§ **GIVEN REQUEST**:
In the entries that follow, how many lines hold the string "icon"? Give only that number.

§ **STORED DATA**:
####

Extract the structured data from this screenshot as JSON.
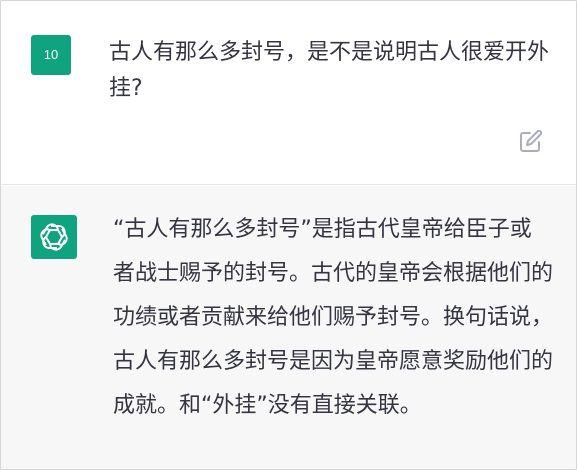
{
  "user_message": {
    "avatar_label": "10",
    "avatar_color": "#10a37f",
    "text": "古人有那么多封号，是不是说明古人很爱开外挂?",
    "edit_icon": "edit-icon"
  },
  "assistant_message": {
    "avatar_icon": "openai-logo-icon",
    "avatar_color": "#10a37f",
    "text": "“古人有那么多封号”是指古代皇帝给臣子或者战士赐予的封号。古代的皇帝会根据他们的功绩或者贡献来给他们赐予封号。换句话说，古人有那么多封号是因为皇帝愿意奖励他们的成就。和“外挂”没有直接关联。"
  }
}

####

§ **FINISHED ANSWER**:
2